◆ GIVEN PROBLEM:
Your task is to copy every line of the records below that contains "olarak".

◆ INPUT MATERIAL:
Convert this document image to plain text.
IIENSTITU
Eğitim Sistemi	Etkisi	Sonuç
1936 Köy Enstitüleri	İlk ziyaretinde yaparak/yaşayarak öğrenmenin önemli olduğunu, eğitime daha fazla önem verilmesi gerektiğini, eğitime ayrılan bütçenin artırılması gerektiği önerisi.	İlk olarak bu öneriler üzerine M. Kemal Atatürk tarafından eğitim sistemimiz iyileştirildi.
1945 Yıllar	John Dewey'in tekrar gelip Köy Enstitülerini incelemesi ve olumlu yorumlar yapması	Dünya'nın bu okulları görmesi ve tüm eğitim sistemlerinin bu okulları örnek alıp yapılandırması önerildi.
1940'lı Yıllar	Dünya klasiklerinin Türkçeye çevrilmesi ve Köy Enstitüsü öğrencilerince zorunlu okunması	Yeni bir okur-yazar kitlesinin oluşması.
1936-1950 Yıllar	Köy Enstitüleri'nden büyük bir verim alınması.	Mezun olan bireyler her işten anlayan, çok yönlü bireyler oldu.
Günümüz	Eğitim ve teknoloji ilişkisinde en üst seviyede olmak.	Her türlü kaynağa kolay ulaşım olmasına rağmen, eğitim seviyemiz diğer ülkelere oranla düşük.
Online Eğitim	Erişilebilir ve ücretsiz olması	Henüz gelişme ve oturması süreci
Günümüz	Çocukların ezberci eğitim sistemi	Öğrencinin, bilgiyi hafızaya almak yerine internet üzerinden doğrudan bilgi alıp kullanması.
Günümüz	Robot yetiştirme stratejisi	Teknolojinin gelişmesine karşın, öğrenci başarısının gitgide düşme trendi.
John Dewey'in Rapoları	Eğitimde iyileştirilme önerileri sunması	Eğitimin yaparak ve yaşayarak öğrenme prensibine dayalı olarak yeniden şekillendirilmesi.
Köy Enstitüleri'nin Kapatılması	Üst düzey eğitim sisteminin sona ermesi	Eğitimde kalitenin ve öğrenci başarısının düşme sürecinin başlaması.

◆ TASK SOLUTION:
1936 Köy Enstitüleri	İlk ziyaretinde yaparak/yaşayarak öğrenmenin önemli olduğunu, eğitime daha fazla önem verilmesi gerektiğini, eğitime ayrılan bütçenin artırılması gerektiği önerisi.	İlk olarak bu öneriler üzerine M. Kemal Atatürk tarafından eğitim sistemimiz iyileştirildi.
John Dewey'in Rapoları	Eğitimde iyileştirilme önerileri sunması	Eğitimin yaparak ve yaşayarak öğrenme prensibine dayalı olarak yeniden şekillendirilmesi.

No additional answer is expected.